_Task directions:_
Pick out and copy every line below that has the word "name".

_Excerpted data:_
########
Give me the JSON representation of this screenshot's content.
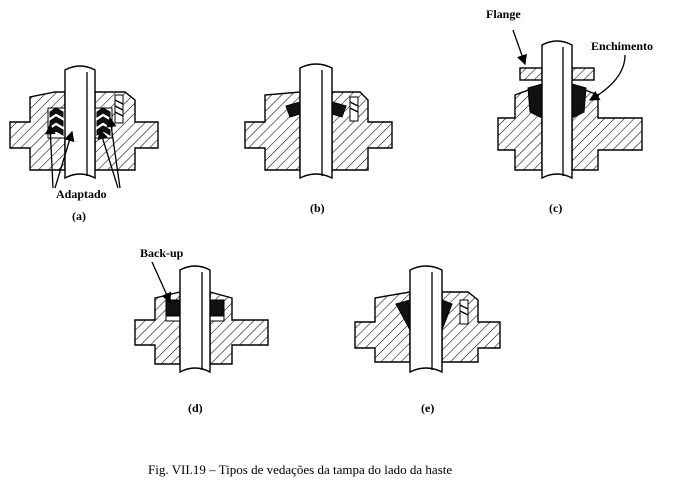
{
  "figure": {
    "labels": {
      "flange": "Flange",
      "enchimento": "Enchimento",
      "adaptado": "Adaptado",
      "backup": "Back-up"
    },
    "panels": [
      {
        "id": "a",
        "label": "(a)"
      },
      {
        "id": "b",
        "label": "(b)"
      },
      {
        "id": "c",
        "label": "(c)"
      },
      {
        "id": "d",
        "label": "(d)"
      },
      {
        "id": "e",
        "label": "(e)"
      }
    ],
    "caption": "Fig. VII.19 – Tipos de vedações da tampa do lado da haste"
  }
}
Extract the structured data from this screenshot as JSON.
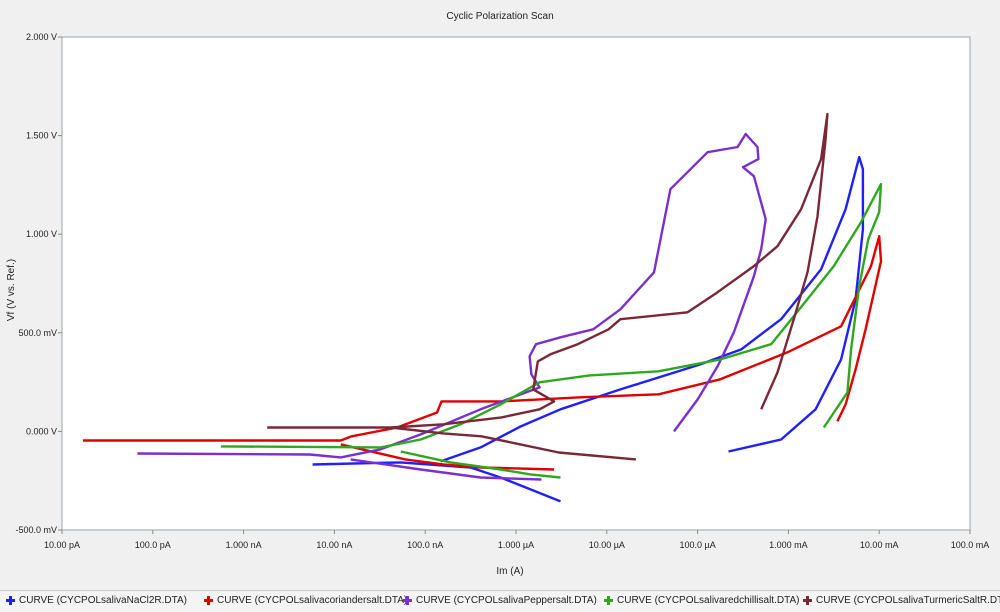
{
  "chart_data": {
    "type": "line",
    "title": "Cyclic Polarization Scan",
    "xlabel": "Im (A)",
    "ylabel": "Vf (V vs. Ref.)",
    "x_scale": "log",
    "x_values_are": "log10 of current in A",
    "xlim_log10": [
      -11,
      -1
    ],
    "ylim": [
      -0.5,
      2.0
    ],
    "xticks": [
      {
        "log10": -11,
        "label": "10.00 pA"
      },
      {
        "log10": -10,
        "label": "100.0 pA"
      },
      {
        "log10": -9,
        "label": "1.000 nA"
      },
      {
        "log10": -8,
        "label": "10.00 nA"
      },
      {
        "log10": -7,
        "label": "100.0 nA"
      },
      {
        "log10": -6,
        "label": "1.000 µA"
      },
      {
        "log10": -5,
        "label": "10.00 µA"
      },
      {
        "log10": -4,
        "label": "100.0 µA"
      },
      {
        "log10": -3,
        "label": "1.000 mA"
      },
      {
        "log10": -2,
        "label": "10.00 mA"
      },
      {
        "log10": -1,
        "label": "100.0 mA"
      }
    ],
    "yticks": [
      {
        "value": 2.0,
        "label": "2.000 V"
      },
      {
        "value": 1.5,
        "label": "1.500 V"
      },
      {
        "value": 1.0,
        "label": "1.000 V"
      },
      {
        "value": 0.5,
        "label": "500.0 mV"
      },
      {
        "value": 0.0,
        "label": "0.000 V"
      },
      {
        "value": -0.5,
        "label": "-500.0 mV"
      }
    ],
    "legend_position": "bottom",
    "series": [
      {
        "name": "CURVE (CYCPOLsalivaNaCl2R.DTA)",
        "color": "#1f1fff",
        "segments": [
          [
            [
              -8.24,
              -0.168
            ],
            [
              -7.27,
              -0.157
            ],
            [
              -6.5,
              -0.183
            ],
            [
              -6.17,
              -0.234
            ],
            [
              -5.84,
              -0.294
            ],
            [
              -5.51,
              -0.355
            ]
          ],
          [
            [
              -6.83,
              -0.152
            ],
            [
              -6.39,
              -0.081
            ],
            [
              -5.95,
              0.025
            ],
            [
              -5.51,
              0.112
            ],
            [
              -4.85,
              0.213
            ],
            [
              -3.97,
              0.34
            ],
            [
              -3.52,
              0.416
            ],
            [
              -3.08,
              0.569
            ],
            [
              -2.64,
              0.822
            ],
            [
              -2.37,
              1.127
            ],
            [
              -2.22,
              1.391
            ],
            [
              -2.18,
              1.33
            ],
            [
              -2.18,
              1.025
            ],
            [
              -2.26,
              0.67
            ],
            [
              -2.42,
              0.365
            ],
            [
              -2.7,
              0.112
            ],
            [
              -3.08,
              -0.041
            ],
            [
              -3.66,
              -0.102
            ]
          ]
        ]
      },
      {
        "name": "CURVE (CYCPOLsalivacoriandersalt.DTA)",
        "color": "#e00000",
        "segments": [
          [
            [
              -10.77,
              -0.046
            ],
            [
              -9.2,
              -0.046
            ],
            [
              -7.93,
              -0.046
            ],
            [
              -7.81,
              -0.025
            ],
            [
              -7.31,
              0.02
            ],
            [
              -6.87,
              0.096
            ],
            [
              -6.82,
              0.152
            ],
            [
              -6.17,
              0.152
            ],
            [
              -5.29,
              0.173
            ],
            [
              -4.43,
              0.188
            ],
            [
              -3.75,
              0.264
            ],
            [
              -3.01,
              0.401
            ],
            [
              -2.42,
              0.533
            ],
            [
              -2.09,
              0.838
            ],
            [
              -2.0,
              0.99
            ],
            [
              -1.98,
              0.863
            ],
            [
              -2.15,
              0.518
            ],
            [
              -2.26,
              0.315
            ],
            [
              -2.37,
              0.137
            ],
            [
              -2.46,
              0.051
            ]
          ],
          [
            [
              -7.93,
              -0.066
            ],
            [
              -7.22,
              -0.142
            ],
            [
              -6.8,
              -0.168
            ],
            [
              -6.38,
              -0.183
            ],
            [
              -5.58,
              -0.193
            ]
          ]
        ]
      },
      {
        "name": "CURVE (CYCPOLsalivaPeppersalt.DTA)",
        "color": "#7a2fd0",
        "segments": [
          [
            [
              -10.17,
              -0.112
            ],
            [
              -8.27,
              -0.117
            ],
            [
              -7.93,
              -0.132
            ],
            [
              -7.49,
              -0.091
            ],
            [
              -7.05,
              -0.015
            ],
            [
              -6.39,
              0.112
            ],
            [
              -5.74,
              0.223
            ],
            [
              -5.83,
              0.289
            ],
            [
              -5.85,
              0.381
            ],
            [
              -5.78,
              0.442
            ],
            [
              -5.51,
              0.477
            ],
            [
              -5.15,
              0.518
            ],
            [
              -4.85,
              0.619
            ],
            [
              -4.48,
              0.807
            ],
            [
              -4.3,
              1.228
            ],
            [
              -3.89,
              1.416
            ],
            [
              -3.56,
              1.442
            ],
            [
              -3.47,
              1.508
            ],
            [
              -3.34,
              1.442
            ],
            [
              -3.33,
              1.381
            ],
            [
              -3.5,
              1.34
            ],
            [
              -3.38,
              1.294
            ],
            [
              -3.25,
              1.076
            ],
            [
              -3.3,
              0.924
            ],
            [
              -3.38,
              0.787
            ],
            [
              -3.6,
              0.503
            ],
            [
              -3.78,
              0.33
            ],
            [
              -4.0,
              0.162
            ],
            [
              -4.26,
              0.0
            ]
          ],
          [
            [
              -7.82,
              -0.142
            ],
            [
              -7.05,
              -0.193
            ],
            [
              -6.39,
              -0.234
            ],
            [
              -5.72,
              -0.244
            ]
          ]
        ]
      },
      {
        "name": "CURVE (CYCPOLsalivaredchillisalt.DTA)",
        "color": "#2fa81f",
        "segments": [
          [
            [
              -9.25,
              -0.076
            ],
            [
              -7.49,
              -0.081
            ],
            [
              -7.05,
              -0.041
            ],
            [
              -6.61,
              0.036
            ],
            [
              -6.17,
              0.137
            ],
            [
              -5.74,
              0.249
            ],
            [
              -5.19,
              0.284
            ],
            [
              -4.43,
              0.305
            ],
            [
              -3.75,
              0.365
            ],
            [
              -3.19,
              0.442
            ],
            [
              -2.94,
              0.584
            ],
            [
              -2.5,
              0.838
            ],
            [
              -2.2,
              1.061
            ],
            [
              -1.98,
              1.254
            ],
            [
              -2.0,
              1.112
            ],
            [
              -2.12,
              0.975
            ],
            [
              -2.22,
              0.736
            ],
            [
              -2.31,
              0.416
            ],
            [
              -2.35,
              0.198
            ],
            [
              -2.61,
              0.02
            ]
          ],
          [
            [
              -7.27,
              -0.102
            ],
            [
              -6.72,
              -0.157
            ],
            [
              -6.17,
              -0.193
            ],
            [
              -5.84,
              -0.218
            ],
            [
              -5.51,
              -0.234
            ]
          ]
        ]
      },
      {
        "name": "CURVE (CYCPOLsalivaTurmericSaltR.DTA)",
        "color": "#7a2838",
        "segments": [
          [
            [
              -8.74,
              0.02
            ],
            [
              -7.38,
              0.02
            ],
            [
              -6.8,
              0.036
            ],
            [
              -6.16,
              0.071
            ],
            [
              -5.74,
              0.112
            ],
            [
              -5.58,
              0.152
            ],
            [
              -5.81,
              0.213
            ],
            [
              -5.76,
              0.355
            ],
            [
              -5.62,
              0.391
            ],
            [
              -5.32,
              0.442
            ],
            [
              -4.98,
              0.518
            ],
            [
              -4.85,
              0.569
            ],
            [
              -4.11,
              0.604
            ],
            [
              -3.78,
              0.706
            ],
            [
              -3.38,
              0.838
            ],
            [
              -3.12,
              0.939
            ],
            [
              -2.86,
              1.127
            ],
            [
              -2.64,
              1.381
            ],
            [
              -2.57,
              1.609
            ],
            [
              -2.59,
              1.482
            ],
            [
              -2.68,
              1.091
            ],
            [
              -2.79,
              0.807
            ],
            [
              -2.94,
              0.569
            ],
            [
              -3.12,
              0.299
            ],
            [
              -3.3,
              0.112
            ]
          ],
          [
            [
              -7.38,
              0.02
            ],
            [
              -6.8,
              -0.01
            ],
            [
              -6.38,
              -0.025
            ],
            [
              -5.95,
              -0.066
            ],
            [
              -5.53,
              -0.107
            ],
            [
              -4.68,
              -0.142
            ]
          ]
        ]
      }
    ]
  }
}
########
_In response:_
        "name": "CURVE (CYCPOLsalivaNaCl2R.DTA)",
        "name": "CURVE (CYCPOLsalivacoriandersalt.DTA)",
        "name": "CURVE (CYCPOLsalivaPeppersalt.DTA)",
        "name": "CURVE (CYCPOLsalivaredchillisalt.DTA)",
        "name": "CURVE (CYCPOLsalivaTurmericSaltR.DTA)",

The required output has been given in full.